- [Saved data entries]
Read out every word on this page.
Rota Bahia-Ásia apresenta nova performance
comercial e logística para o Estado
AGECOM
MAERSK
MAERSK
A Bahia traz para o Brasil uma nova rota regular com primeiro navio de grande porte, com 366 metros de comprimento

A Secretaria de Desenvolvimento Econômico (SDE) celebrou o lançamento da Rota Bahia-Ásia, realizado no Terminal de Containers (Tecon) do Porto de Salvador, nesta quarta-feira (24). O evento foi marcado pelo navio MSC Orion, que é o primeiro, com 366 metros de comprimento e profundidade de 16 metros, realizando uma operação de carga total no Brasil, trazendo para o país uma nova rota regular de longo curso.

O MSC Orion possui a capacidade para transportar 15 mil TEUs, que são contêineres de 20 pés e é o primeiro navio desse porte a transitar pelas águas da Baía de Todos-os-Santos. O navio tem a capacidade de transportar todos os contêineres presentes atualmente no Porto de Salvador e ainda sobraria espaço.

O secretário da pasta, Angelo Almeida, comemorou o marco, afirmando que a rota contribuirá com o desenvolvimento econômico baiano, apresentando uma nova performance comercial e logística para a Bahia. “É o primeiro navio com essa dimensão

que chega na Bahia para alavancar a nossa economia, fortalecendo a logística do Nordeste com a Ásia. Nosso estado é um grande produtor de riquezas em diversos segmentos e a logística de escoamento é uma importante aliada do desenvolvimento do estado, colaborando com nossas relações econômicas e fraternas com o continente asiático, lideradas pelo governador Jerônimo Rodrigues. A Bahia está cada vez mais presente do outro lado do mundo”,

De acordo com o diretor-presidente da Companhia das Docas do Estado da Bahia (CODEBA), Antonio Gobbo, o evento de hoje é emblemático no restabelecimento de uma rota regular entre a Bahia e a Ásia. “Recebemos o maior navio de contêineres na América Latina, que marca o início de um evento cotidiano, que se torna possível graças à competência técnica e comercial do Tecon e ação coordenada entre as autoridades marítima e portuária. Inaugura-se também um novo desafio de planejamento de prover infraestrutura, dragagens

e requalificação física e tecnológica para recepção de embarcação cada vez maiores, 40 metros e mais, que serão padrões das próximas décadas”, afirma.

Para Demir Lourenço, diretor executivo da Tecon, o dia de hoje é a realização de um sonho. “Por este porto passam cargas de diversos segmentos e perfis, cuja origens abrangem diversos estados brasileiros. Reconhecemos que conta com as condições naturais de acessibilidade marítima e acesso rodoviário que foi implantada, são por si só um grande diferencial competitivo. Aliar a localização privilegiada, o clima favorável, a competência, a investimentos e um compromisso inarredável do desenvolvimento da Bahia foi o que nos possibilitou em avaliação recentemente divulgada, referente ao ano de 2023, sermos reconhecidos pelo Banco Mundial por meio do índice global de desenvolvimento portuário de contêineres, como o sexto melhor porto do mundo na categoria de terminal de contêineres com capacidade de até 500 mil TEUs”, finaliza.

- [Task brief] Restate each of the entries above verbatim.

- [Answer to this task]
Read out every word on this page.
Rota Bahia-Ásia apresenta nova performance
comercial e logística para o Estado
AGECOM
MAERSK
MAERSK
A Bahia traz para o Brasil uma nova rota regular com primeiro navio de grande porte, com 366 metros de comprimento

A Secretaria de Desenvolvimento Econômico (SDE) celebrou o lançamento da Rota Bahia-Ásia, realizado no Terminal de Containers (Tecon) do Porto de Salvador, nesta quarta-feira (24). O evento foi marcado pelo navio MSC Orion, que é o primeiro, com 366 metros de comprimento e profundidade de 16 metros, realizando uma operação de carga total no Brasil, trazendo para o país uma nova rota regular de longo curso.

O MSC Orion possui a capacidade para transportar 15 mil TEUs, que são contêineres de 20 pés e é o primeiro navio desse porte a transitar pelas águas da Baía de Todos-os-Santos. O navio tem a capacidade de transportar todos os contêineres presentes atualmente no Porto de Salvador e ainda sobraria espaço.

O secretário da pasta, Angelo Almeida, comemorou o marco, afirmando que a rota contribuirá com o desenvolvimento econômico baiano, apresentando uma nova performance comercial e logística para a Bahia. “É o primeiro navio com essa dimensão

que chega na Bahia para alavancar a nossa economia, fortalecendo a logística do Nordeste com a Ásia. Nosso estado é um grande produtor de riquezas em diversos segmentos e a logística de escoamento é uma importante aliada do desenvolvimento do estado, colaborando com nossas relações econômicas e fraternas com o continente asiático, lideradas pelo governador Jerônimo Rodrigues. A Bahia está cada vez mais presente do outro lado do mundo”,

De acordo com o diretor-presidente da Companhia das Docas do Estado da Bahia (CODEBA), Antonio Gobbo, o evento de hoje é emblemático no restabelecimento de uma rota regular entre a Bahia e a Ásia. “Recebemos o maior navio de contêineres na América Latina, que marca o início de um evento cotidiano, que se torna possível graças à competência técnica e comercial do Tecon e ação coordenada entre as autoridades marítima e portuária. Inaugura-se também um novo desafio de planejamento de prover infraestrutura, dragagens

e requalificação física e tecnológica para recepção de embarcação cada vez maiores, 40 metros e mais, que serão padrões das próximas décadas”, afirma.

Para Demir Lourenço, diretor executivo da Tecon, o dia de hoje é a realização de um sonho. “Por este porto passam cargas de diversos segmentos e perfis, cuja origens abrangem diversos estados brasileiros. Reconhecemos que conta com as condições naturais de acessibilidade marítima e acesso rodoviário que foi implantada, são por si só um grande diferencial competitivo. Aliar a localização privilegiada, o clima favorável, a competência, a investimentos e um compromisso inarredável do desenvolvimento da Bahia foi o que nos possibilitou em avaliação recentemente divulgada, referente ao ano de 2023, sermos reconhecidos pelo Banco Mundial por meio do índice global de desenvolvimento portuário de contêineres, como o sexto melhor porto do mundo na categoria de terminal de contêineres com capacidade de até 500 mil TEUs”, finaliza.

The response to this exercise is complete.